*What is needed*.
The entries below should be quoted exactly, with no pictures carried over.

*Material supplied*.
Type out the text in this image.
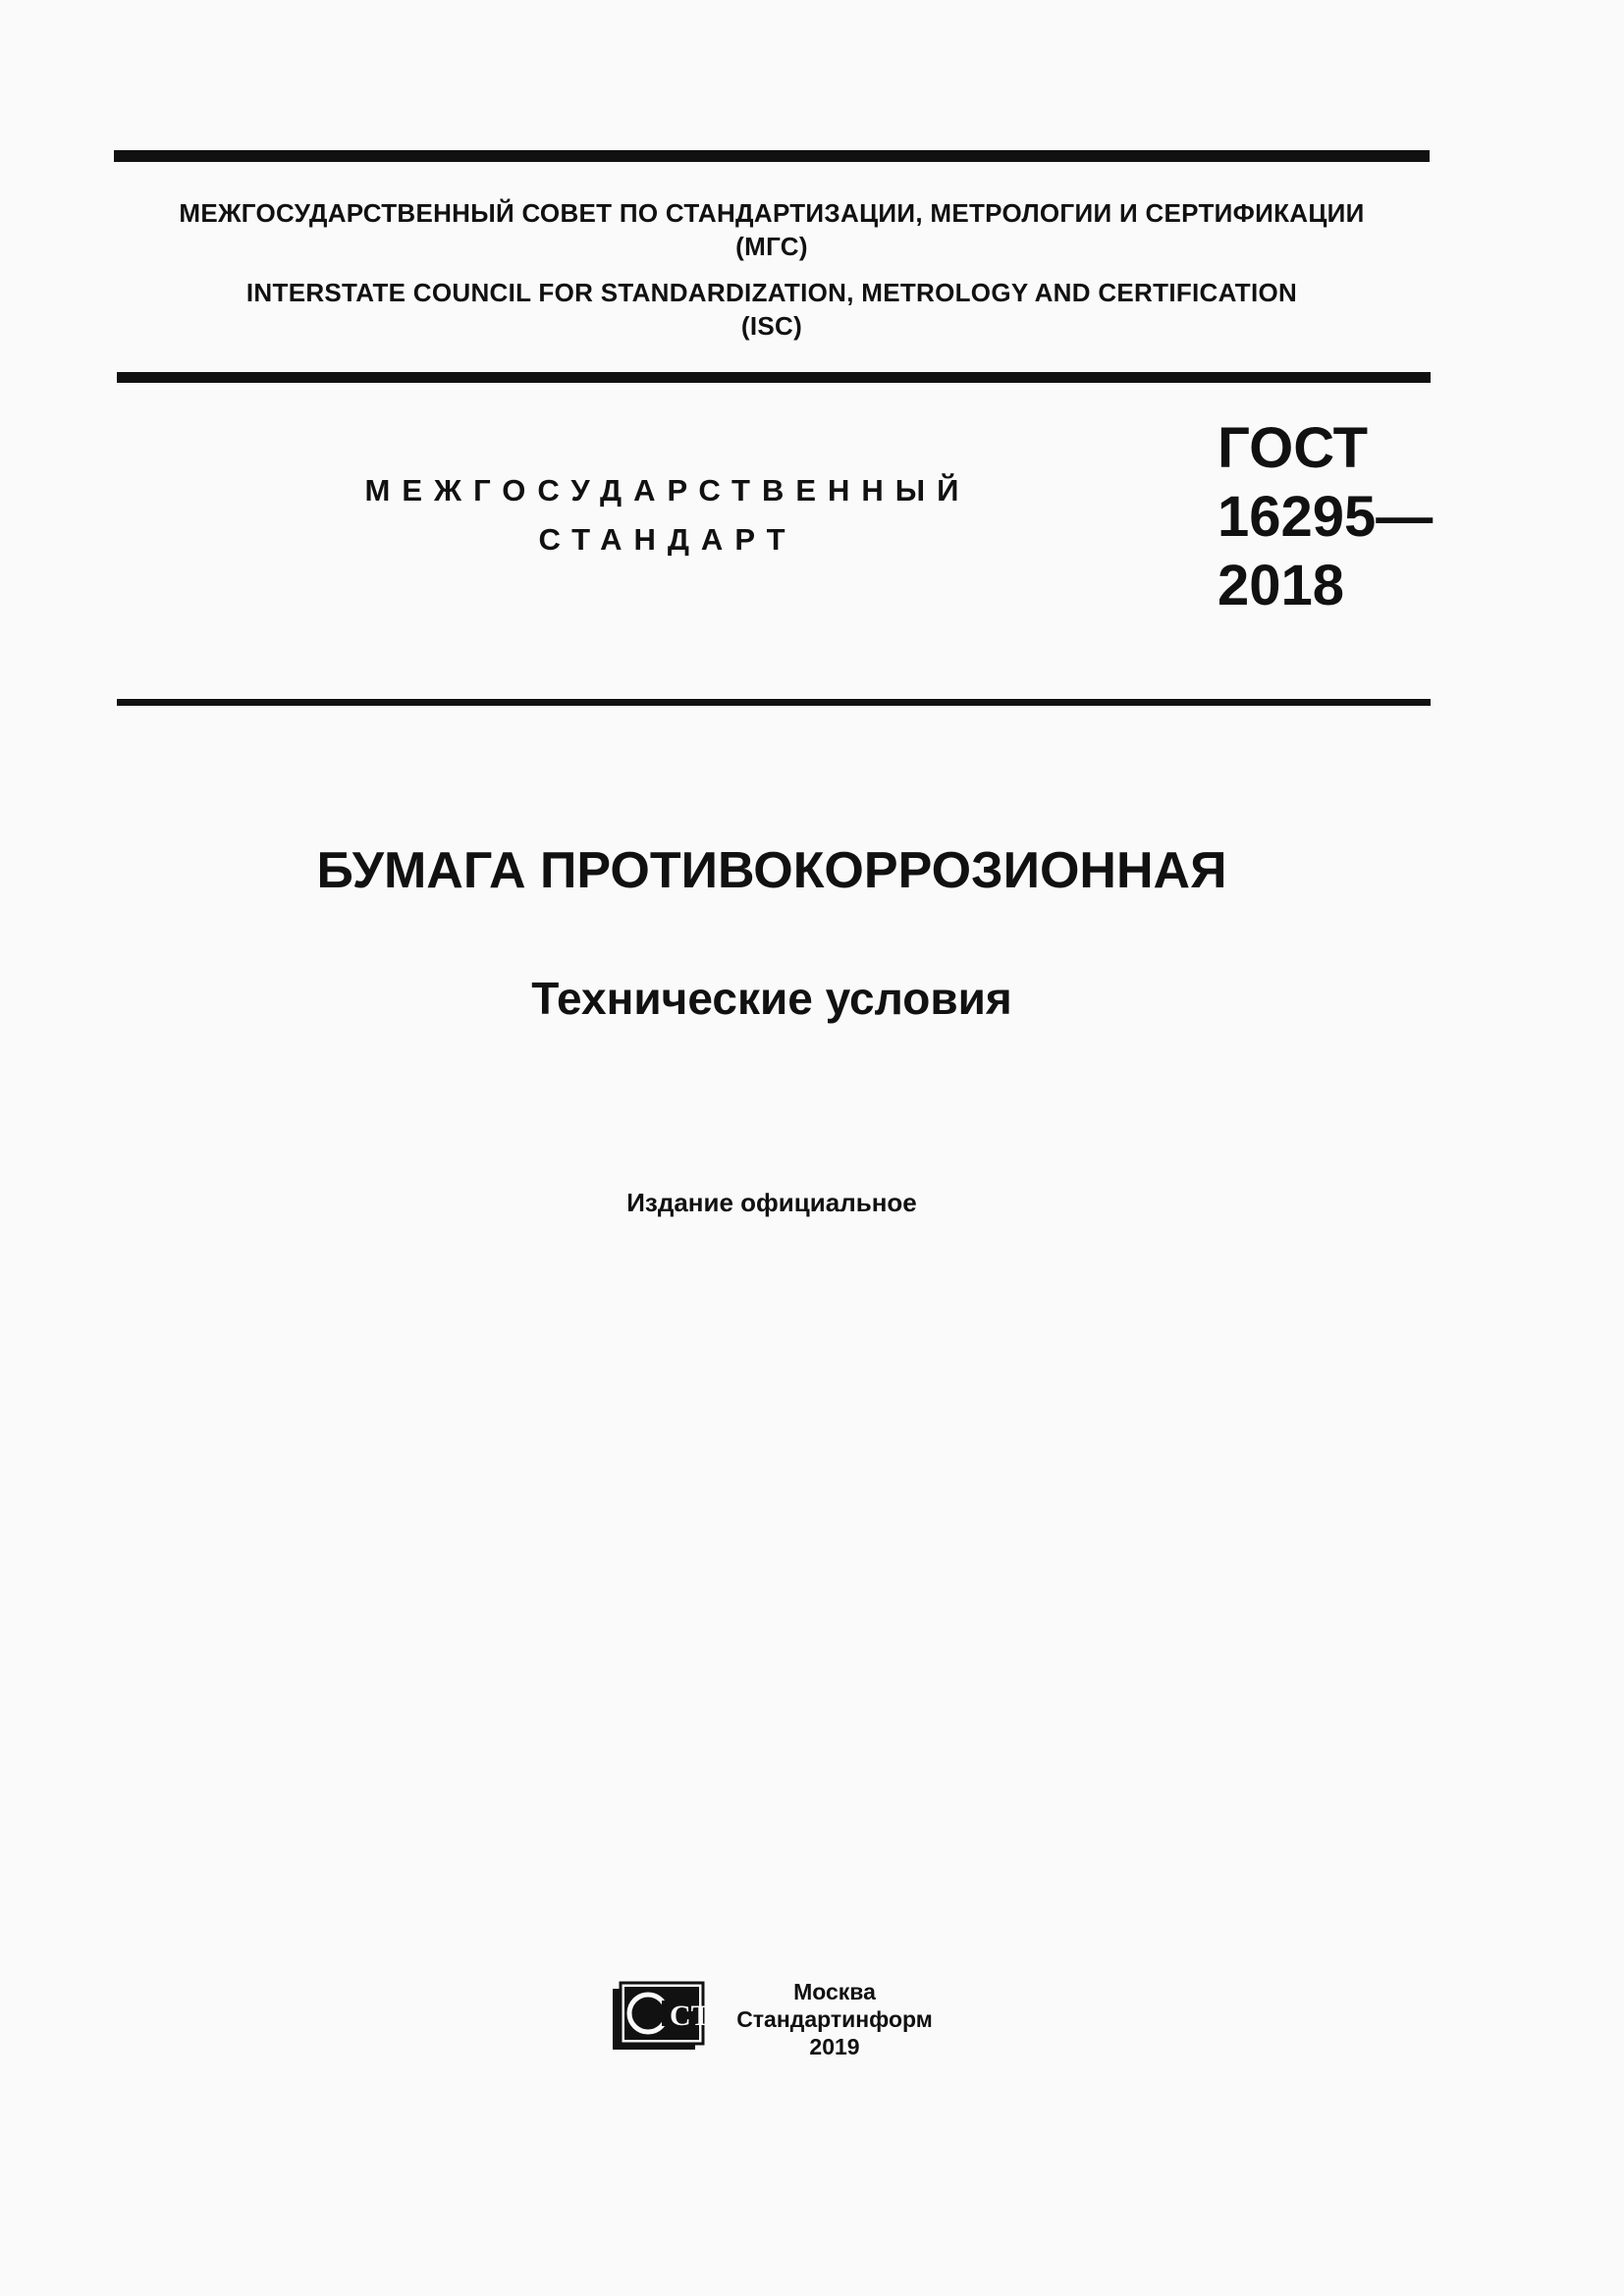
МЕЖГОСУДАРСТВЕННЫЙ СОВЕТ ПО СТАНДАРТИЗАЦИИ, МЕТРОЛОГИИ И СЕРТИФИКАЦИИ
(МГС)
INTERSTATE COUNCIL FOR STANDARDIZATION, METROLOGY AND CERTIFICATION
(ISC)
МЕЖГОСУДАРСТВЕННЫЙ
СТАНДАРТ
ГОСТ
16295—
2018
БУМАГА ПРОТИВОКОРРОЗИОННАЯ
Технические условия
Издание официальное
СТИ
Москва
Стандартинформ
2019
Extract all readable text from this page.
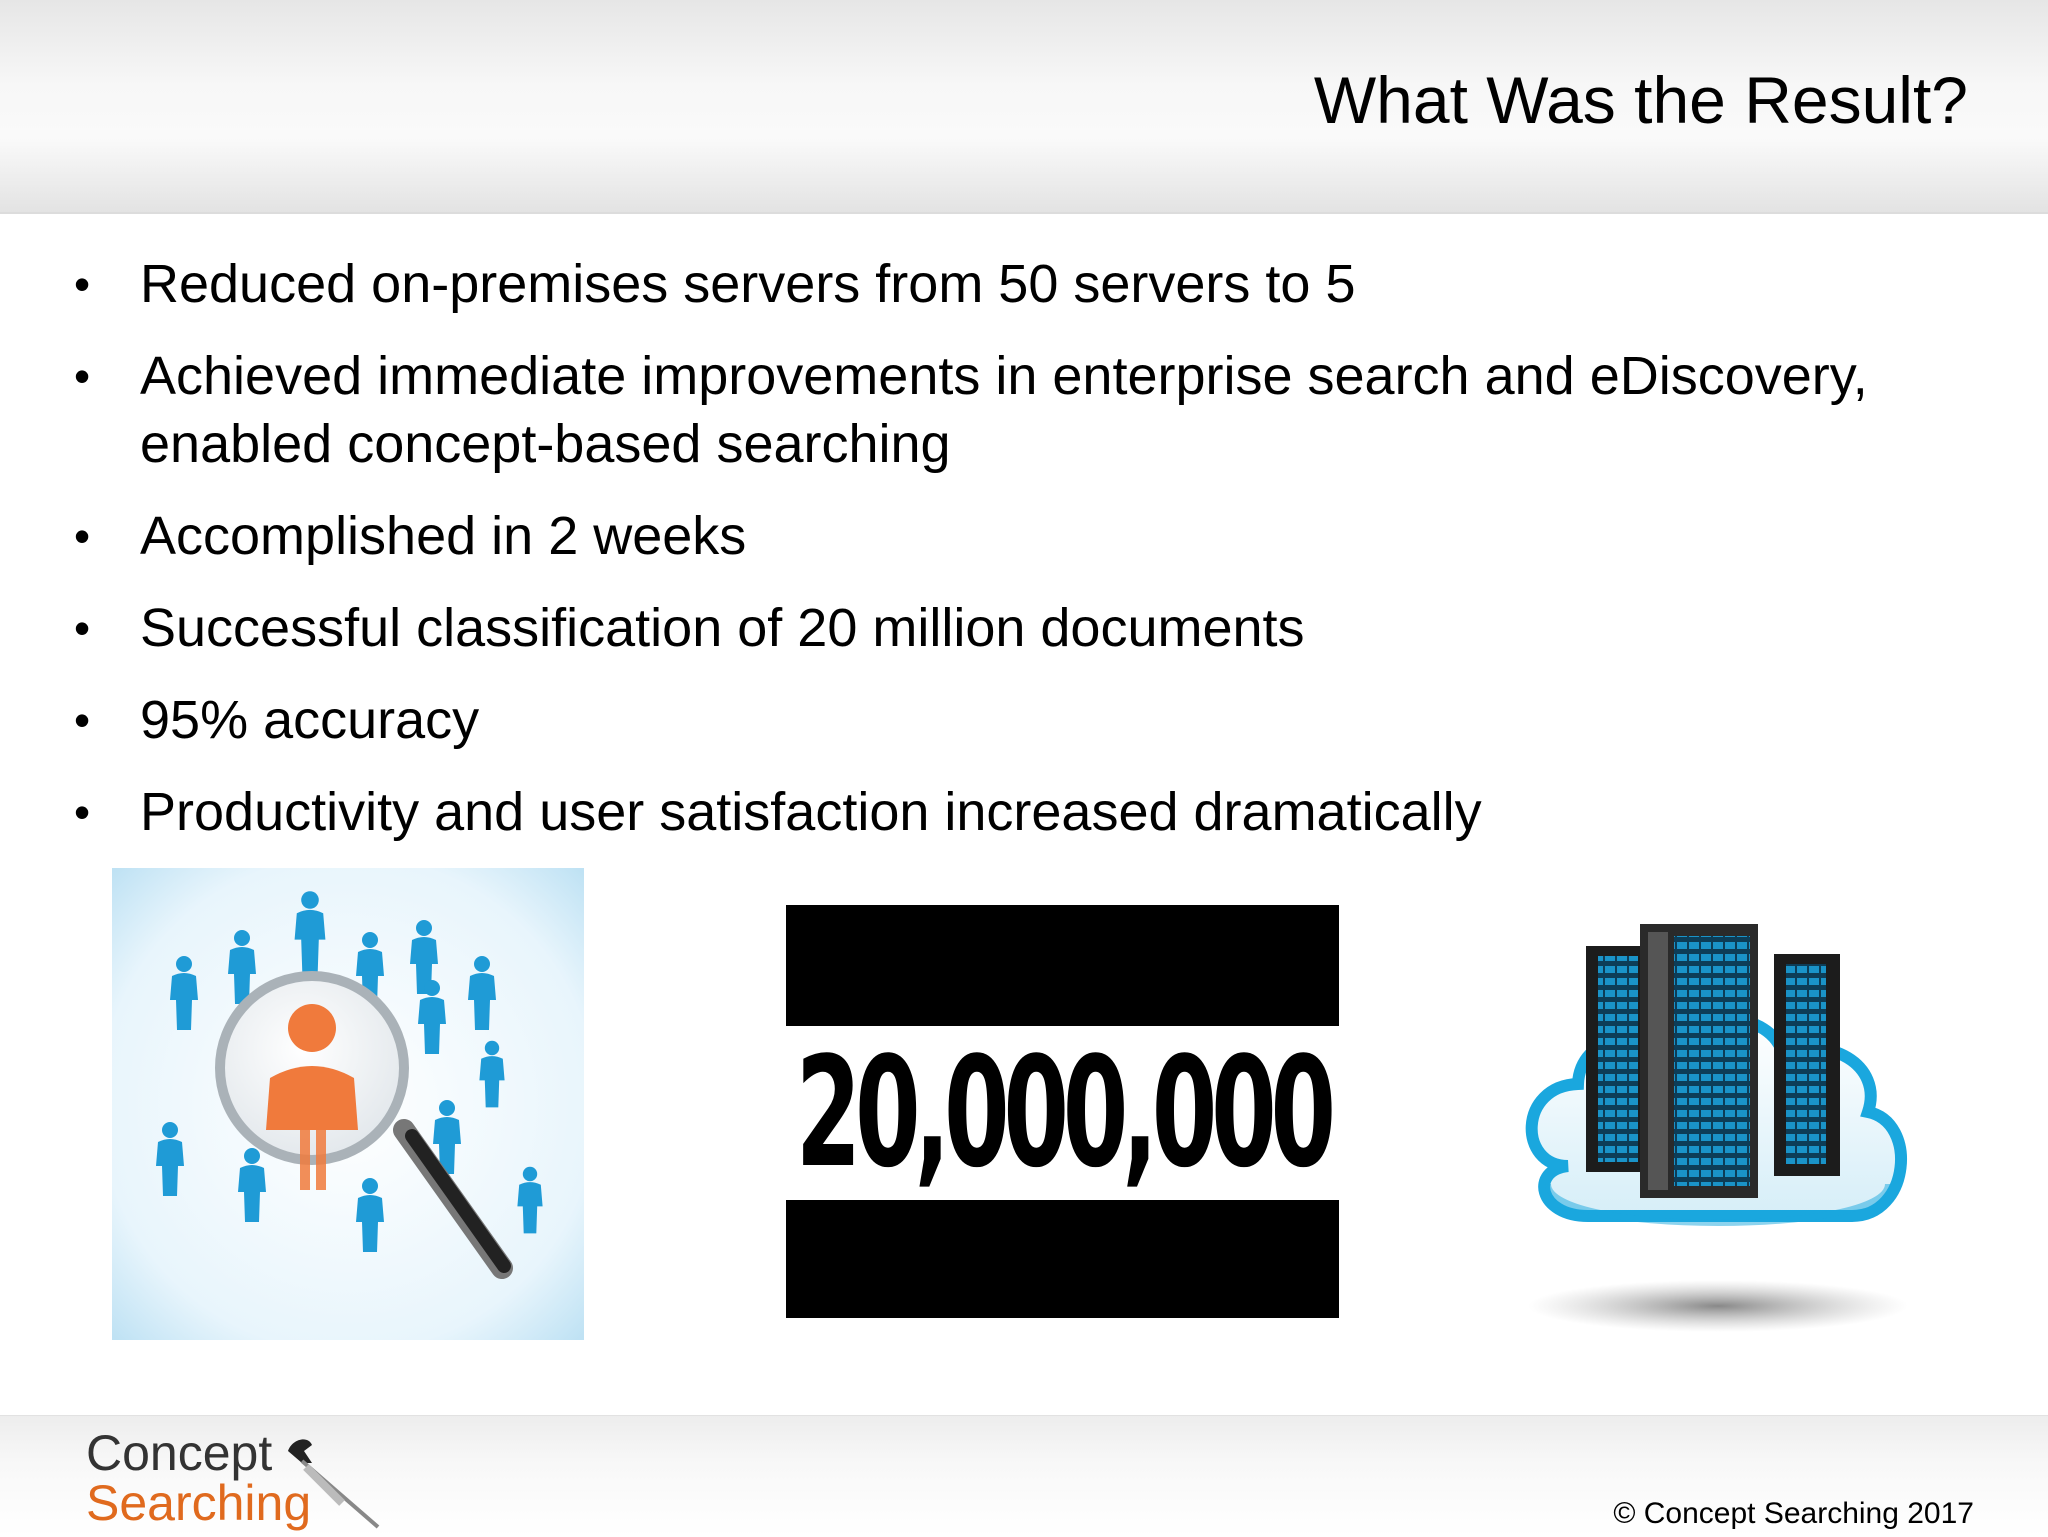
What Was the Result?
• Reduced on-premises servers from 50 servers to 5
• Achieved immediate improvements in enterprise search and eDiscovery, enabled concept-based searching
• Accomplished in 2 weeks
• Successful classification of 20 million documents
• 95% accuracy
• Productivity and user satisfaction increased dramatically
20,000,000
Concept
Searching	© Concept Searching 2017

*Exercise response*.
Type out the text in this image.
МЕЖГОСУДАРСТВЕННЫЙ СОВЕТ ПО СТАНДАРТИЗАЦИИ, МЕТРОЛОГИИ И СЕРТИФИКАЦИИ
(МГС)
INTERSTATE COUNCIL FOR STANDARDIZATION, METROLOGY AND CERTIFICATION
(ISC)
МЕЖГОСУДАРСТВЕННЫЙ
СТАНДАРТ
ГОСТ
16295—
2018
БУМАГА ПРОТИВОКОРРОЗИОННАЯ
Технические условия
Издание официальное
СТИ
Москва
Стандартинформ
2019
Extract all readable text from this page.
What Was the Result?
• Reduced on-premises servers from 50 servers to 5
• Achieved immediate improvements in enterprise search and eDiscovery, enabled concept-based searching
• Accomplished in 2 weeks
• Successful classification of 20 million documents
• 95% accuracy
• Productivity and user satisfaction increased dramatically
20,000,000
Concept
Searching	© Concept Searching 2017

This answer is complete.